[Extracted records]
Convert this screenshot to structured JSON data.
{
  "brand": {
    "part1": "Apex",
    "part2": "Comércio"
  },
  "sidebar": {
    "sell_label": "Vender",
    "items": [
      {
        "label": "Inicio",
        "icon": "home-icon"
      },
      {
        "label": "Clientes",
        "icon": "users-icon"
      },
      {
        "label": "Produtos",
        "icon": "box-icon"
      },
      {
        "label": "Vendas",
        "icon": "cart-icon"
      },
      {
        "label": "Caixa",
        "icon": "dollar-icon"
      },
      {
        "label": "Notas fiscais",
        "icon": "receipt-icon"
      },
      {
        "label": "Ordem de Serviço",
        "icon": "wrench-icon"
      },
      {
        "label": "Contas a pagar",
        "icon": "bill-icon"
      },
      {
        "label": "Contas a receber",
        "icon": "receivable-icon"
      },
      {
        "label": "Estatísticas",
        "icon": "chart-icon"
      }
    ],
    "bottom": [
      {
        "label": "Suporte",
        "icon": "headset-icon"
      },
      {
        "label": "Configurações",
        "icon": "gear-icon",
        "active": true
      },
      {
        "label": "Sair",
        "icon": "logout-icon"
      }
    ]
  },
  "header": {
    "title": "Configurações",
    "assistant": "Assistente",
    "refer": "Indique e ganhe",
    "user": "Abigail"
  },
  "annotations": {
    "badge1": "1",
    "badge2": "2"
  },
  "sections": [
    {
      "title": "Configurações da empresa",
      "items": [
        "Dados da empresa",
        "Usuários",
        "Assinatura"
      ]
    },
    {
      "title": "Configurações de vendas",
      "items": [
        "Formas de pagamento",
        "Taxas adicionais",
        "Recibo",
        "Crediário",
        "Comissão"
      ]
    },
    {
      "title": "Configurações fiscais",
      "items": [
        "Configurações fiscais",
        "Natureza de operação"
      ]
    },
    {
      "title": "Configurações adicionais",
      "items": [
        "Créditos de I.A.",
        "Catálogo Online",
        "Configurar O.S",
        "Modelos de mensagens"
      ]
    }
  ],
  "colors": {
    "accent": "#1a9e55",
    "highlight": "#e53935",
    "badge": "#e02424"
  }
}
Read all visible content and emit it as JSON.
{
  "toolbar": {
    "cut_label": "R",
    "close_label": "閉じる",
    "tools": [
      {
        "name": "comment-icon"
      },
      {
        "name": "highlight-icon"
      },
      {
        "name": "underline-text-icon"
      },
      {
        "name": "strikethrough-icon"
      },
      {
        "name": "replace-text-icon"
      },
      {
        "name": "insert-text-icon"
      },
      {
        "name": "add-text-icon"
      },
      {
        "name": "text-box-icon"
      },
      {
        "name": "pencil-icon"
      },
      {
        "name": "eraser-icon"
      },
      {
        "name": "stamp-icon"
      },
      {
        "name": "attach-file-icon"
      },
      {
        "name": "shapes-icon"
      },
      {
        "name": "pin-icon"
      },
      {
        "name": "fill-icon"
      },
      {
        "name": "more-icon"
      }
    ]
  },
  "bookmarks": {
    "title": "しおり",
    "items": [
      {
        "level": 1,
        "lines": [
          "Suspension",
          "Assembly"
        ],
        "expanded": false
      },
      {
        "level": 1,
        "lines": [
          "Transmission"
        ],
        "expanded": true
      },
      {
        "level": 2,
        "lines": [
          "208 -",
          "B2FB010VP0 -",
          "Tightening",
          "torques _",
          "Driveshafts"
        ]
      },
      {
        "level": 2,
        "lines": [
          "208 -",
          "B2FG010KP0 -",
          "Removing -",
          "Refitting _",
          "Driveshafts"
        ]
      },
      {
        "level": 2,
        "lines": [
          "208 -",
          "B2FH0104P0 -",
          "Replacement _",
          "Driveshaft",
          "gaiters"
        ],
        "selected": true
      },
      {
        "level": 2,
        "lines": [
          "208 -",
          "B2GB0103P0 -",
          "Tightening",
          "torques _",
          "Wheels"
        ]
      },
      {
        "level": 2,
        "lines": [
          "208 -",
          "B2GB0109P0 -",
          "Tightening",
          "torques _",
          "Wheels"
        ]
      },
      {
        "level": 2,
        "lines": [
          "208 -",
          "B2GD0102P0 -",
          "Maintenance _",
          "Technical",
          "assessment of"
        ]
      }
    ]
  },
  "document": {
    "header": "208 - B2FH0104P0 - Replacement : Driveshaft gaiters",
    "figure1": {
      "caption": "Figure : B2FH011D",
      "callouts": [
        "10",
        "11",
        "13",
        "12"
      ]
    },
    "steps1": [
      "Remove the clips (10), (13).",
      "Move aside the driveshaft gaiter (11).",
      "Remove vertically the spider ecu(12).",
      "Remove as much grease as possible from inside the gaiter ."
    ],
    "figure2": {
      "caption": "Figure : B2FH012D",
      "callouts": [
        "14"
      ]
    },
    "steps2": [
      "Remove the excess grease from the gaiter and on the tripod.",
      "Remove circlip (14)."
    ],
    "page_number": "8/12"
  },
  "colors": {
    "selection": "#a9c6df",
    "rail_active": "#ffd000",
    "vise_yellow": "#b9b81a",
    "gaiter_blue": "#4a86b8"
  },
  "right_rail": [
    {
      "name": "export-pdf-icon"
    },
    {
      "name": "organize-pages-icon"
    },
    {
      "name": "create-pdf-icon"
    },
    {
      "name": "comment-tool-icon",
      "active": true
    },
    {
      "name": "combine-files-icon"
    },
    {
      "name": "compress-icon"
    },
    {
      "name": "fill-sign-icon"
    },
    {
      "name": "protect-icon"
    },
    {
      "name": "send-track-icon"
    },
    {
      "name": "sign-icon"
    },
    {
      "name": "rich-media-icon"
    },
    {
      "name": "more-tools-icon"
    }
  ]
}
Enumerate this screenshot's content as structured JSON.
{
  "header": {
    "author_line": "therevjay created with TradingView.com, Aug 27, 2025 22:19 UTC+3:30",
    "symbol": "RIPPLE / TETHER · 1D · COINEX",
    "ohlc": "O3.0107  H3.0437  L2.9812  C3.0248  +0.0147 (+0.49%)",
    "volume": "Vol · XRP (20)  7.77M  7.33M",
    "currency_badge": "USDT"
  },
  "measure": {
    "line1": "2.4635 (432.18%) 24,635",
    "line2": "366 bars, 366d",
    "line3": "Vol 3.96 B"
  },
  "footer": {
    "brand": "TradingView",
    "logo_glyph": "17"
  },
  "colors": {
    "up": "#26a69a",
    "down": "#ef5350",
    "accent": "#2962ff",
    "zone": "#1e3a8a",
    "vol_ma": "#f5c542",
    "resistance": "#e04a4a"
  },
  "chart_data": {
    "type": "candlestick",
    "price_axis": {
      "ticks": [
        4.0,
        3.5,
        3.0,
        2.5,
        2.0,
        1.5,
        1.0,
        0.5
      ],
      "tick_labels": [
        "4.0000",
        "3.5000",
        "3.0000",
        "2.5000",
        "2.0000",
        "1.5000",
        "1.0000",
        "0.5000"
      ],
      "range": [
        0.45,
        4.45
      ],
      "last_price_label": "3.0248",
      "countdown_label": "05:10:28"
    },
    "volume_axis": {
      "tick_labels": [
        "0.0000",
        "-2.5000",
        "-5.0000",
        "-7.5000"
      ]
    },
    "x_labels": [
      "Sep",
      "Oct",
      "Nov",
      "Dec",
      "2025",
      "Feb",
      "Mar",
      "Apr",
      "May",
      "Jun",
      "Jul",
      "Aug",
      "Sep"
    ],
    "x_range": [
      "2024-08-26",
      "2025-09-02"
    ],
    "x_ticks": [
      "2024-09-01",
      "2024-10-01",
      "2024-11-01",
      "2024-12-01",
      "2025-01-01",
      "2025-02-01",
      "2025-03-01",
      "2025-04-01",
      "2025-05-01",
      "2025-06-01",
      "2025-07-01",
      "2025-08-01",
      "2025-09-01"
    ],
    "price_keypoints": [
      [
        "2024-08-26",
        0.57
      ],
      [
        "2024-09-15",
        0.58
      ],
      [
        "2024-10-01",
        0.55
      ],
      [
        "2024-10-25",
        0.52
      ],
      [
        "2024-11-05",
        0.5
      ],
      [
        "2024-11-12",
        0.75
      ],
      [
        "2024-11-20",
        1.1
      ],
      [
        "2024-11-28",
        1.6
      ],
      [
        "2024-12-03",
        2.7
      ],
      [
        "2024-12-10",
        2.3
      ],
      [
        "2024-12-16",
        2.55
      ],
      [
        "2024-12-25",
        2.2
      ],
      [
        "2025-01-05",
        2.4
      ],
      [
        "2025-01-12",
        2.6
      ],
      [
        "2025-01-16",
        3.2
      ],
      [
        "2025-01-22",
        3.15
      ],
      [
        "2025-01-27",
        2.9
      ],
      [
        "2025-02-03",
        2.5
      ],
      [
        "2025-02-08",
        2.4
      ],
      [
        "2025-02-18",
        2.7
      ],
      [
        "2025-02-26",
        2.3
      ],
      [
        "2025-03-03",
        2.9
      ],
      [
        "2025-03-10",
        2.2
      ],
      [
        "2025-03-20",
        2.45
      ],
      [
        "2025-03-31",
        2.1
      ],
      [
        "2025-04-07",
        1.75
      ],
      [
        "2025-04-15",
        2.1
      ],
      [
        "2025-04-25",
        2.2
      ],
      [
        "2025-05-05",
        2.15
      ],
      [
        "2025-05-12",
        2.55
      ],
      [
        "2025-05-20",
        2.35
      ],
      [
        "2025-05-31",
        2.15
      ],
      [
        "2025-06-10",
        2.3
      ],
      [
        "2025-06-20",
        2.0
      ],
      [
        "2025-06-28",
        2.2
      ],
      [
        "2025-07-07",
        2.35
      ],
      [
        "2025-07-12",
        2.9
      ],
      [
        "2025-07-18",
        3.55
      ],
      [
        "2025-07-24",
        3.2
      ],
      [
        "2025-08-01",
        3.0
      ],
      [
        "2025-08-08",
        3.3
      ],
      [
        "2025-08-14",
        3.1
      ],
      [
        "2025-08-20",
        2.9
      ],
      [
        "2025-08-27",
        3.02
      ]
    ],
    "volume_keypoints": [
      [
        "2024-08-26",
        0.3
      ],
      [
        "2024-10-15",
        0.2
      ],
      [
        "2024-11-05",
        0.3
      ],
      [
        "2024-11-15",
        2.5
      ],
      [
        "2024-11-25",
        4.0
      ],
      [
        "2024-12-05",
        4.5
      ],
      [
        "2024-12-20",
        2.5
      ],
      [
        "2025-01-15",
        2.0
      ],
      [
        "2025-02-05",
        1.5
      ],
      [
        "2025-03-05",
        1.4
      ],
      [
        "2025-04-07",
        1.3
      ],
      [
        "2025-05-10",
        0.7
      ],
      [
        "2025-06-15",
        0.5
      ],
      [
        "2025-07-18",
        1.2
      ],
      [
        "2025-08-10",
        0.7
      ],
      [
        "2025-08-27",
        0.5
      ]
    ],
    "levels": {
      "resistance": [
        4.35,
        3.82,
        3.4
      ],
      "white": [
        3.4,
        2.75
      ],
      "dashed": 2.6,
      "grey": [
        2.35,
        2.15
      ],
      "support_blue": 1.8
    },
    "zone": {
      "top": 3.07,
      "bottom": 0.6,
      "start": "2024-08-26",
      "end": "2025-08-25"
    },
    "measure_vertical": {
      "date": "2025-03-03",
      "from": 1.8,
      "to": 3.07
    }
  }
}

## WORK TO COMPLETE
From the entries above, copy out every line where the string "Configurações" appears.

## RESULT OF THE EXERCISE
        "label": "Configurações",
    "title": "Configurações",
      "title": "Configurações da empresa",
      "title": "Configurações de vendas",
      "title": "Configurações fiscais",
        "Configurações fiscais",
      "title": "Configurações adicionais",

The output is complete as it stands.